▶ [STATED GOAL] Which lines of the records contain "name"? Collect every one of them.

▶ [Dataset entries on figures]
- - -

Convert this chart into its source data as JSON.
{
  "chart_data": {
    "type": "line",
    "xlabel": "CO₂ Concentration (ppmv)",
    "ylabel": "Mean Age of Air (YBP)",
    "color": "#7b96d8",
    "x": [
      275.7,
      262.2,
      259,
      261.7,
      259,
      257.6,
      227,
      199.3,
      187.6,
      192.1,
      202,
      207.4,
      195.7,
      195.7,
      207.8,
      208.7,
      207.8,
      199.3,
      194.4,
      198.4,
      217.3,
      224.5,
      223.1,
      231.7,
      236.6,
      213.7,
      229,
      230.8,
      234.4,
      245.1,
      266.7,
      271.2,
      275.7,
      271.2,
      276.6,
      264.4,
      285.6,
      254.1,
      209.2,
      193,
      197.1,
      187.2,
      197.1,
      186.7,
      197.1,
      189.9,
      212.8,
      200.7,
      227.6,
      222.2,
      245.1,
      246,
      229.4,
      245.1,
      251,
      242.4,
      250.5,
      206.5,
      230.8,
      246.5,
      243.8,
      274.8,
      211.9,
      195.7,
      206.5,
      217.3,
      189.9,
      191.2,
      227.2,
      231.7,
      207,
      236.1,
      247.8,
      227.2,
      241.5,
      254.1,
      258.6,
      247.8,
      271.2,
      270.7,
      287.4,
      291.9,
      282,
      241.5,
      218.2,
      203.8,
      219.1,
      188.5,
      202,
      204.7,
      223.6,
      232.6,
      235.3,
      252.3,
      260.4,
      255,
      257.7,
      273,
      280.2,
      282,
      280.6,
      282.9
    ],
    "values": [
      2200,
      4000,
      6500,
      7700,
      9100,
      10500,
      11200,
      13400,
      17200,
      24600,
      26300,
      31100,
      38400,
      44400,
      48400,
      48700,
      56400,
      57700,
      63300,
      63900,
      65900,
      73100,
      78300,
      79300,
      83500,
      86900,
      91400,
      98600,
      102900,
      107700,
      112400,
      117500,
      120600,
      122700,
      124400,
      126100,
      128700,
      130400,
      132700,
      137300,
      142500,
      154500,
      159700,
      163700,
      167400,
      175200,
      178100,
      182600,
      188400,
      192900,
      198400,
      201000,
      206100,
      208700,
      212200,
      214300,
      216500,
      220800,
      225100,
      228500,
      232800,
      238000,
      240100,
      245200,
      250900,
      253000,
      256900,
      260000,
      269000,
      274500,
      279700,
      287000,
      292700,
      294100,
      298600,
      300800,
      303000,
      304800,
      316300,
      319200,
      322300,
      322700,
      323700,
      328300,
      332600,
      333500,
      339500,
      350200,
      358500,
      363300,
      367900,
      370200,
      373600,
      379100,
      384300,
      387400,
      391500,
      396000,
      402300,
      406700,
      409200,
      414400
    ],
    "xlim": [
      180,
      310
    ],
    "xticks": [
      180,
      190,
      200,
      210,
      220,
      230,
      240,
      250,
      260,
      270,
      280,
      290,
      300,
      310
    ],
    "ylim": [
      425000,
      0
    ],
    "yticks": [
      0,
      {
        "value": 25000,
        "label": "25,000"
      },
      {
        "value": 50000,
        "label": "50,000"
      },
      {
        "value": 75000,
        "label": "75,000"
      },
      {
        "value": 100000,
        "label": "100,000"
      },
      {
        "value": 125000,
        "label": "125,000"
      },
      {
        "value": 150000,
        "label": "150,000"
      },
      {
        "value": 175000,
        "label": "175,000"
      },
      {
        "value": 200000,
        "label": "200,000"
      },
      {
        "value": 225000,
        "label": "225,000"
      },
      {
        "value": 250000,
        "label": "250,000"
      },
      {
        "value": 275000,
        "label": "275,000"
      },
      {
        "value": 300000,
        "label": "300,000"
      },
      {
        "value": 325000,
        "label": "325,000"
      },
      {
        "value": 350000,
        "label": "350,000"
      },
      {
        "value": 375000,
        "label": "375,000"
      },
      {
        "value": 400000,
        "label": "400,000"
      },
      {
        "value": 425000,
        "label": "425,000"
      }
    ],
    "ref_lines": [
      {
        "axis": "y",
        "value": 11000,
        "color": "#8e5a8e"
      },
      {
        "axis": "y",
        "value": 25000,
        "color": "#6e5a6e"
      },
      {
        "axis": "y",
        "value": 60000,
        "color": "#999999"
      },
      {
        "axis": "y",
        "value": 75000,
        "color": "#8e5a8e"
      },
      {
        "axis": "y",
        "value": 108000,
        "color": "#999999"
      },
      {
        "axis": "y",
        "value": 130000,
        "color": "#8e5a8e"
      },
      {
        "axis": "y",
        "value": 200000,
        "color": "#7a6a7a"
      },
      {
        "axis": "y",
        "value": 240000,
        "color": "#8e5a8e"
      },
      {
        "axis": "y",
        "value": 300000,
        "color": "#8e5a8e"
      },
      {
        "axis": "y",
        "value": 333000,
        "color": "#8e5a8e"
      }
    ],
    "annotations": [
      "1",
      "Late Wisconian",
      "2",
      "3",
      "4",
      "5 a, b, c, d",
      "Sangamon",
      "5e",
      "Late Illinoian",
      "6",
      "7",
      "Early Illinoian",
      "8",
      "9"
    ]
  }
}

- - -

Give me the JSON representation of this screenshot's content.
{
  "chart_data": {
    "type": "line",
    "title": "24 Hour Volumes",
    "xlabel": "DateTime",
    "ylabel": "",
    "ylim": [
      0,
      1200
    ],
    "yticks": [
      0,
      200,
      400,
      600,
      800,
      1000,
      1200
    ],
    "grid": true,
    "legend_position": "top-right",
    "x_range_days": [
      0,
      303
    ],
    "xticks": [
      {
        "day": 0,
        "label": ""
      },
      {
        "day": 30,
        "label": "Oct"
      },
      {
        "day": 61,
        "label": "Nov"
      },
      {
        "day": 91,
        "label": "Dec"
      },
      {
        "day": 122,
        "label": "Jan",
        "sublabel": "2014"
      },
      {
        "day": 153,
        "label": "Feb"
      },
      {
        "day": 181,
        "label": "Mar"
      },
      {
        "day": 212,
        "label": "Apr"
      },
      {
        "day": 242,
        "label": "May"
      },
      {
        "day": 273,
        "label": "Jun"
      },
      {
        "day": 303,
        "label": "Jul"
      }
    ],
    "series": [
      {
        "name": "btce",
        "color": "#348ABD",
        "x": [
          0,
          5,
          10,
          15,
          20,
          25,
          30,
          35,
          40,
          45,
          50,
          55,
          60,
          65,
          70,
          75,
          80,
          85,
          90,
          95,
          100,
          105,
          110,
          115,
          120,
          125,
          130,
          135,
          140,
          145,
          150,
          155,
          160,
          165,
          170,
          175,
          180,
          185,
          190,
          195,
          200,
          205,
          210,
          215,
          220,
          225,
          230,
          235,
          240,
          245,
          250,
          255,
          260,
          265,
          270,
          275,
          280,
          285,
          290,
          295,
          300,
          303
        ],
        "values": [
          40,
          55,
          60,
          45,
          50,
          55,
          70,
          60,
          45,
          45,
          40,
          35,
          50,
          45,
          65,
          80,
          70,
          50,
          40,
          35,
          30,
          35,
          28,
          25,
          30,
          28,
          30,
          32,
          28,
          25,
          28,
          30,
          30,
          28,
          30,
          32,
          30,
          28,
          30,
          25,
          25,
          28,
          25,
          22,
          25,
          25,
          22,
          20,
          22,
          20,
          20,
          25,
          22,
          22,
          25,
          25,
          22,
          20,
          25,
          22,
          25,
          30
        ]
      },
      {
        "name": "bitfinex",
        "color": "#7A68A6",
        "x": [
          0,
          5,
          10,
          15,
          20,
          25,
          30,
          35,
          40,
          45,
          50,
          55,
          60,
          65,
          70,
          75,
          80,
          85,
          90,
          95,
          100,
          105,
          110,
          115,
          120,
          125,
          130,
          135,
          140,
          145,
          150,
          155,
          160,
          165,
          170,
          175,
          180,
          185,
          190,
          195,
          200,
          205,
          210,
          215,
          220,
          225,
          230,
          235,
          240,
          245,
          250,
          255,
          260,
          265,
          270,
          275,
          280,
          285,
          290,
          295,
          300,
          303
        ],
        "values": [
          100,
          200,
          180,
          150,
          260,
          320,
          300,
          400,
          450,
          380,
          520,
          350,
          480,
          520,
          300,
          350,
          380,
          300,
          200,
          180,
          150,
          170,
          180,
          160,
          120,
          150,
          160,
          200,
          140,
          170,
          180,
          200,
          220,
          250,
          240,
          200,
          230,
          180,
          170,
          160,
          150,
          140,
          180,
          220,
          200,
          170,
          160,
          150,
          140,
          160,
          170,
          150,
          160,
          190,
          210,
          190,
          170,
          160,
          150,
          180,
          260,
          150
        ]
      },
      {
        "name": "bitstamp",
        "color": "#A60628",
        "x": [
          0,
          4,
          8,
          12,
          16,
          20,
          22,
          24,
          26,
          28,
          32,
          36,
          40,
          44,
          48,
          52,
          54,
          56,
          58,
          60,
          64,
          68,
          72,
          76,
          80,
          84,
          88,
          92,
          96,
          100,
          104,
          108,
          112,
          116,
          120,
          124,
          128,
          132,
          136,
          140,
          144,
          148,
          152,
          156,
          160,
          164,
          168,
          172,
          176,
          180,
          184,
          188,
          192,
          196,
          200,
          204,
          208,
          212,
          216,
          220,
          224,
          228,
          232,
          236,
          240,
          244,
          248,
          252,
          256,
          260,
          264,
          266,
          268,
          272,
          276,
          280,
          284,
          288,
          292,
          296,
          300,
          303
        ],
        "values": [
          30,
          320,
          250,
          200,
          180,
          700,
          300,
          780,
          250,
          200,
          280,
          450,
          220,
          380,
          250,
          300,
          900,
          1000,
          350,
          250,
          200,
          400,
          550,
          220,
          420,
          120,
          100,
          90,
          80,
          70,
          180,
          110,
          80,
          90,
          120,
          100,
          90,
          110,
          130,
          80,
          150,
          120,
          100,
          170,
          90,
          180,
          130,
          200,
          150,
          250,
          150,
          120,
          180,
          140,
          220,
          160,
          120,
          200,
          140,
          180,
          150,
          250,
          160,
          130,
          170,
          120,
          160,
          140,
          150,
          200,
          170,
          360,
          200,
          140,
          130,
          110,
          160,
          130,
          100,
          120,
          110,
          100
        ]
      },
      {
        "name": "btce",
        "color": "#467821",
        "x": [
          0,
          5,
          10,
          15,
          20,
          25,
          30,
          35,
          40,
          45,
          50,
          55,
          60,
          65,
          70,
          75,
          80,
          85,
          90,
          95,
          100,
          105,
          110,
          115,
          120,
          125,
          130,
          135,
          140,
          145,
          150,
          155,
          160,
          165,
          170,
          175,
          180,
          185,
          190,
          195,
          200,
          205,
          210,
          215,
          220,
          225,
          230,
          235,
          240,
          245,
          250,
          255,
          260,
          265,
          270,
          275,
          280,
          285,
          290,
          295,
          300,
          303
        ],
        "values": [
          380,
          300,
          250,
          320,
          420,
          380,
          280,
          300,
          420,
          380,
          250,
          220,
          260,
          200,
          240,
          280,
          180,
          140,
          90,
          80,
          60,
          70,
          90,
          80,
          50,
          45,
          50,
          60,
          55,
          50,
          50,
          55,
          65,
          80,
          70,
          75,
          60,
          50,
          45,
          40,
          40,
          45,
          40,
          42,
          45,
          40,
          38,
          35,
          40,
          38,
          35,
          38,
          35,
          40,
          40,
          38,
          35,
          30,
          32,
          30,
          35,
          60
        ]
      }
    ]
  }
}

- - -

▶ [OUTPUT FOR THIS TASK]
        "name": "btce",
        "name": "bitfinex",
        "name": "bitstamp",
        "name": "btce",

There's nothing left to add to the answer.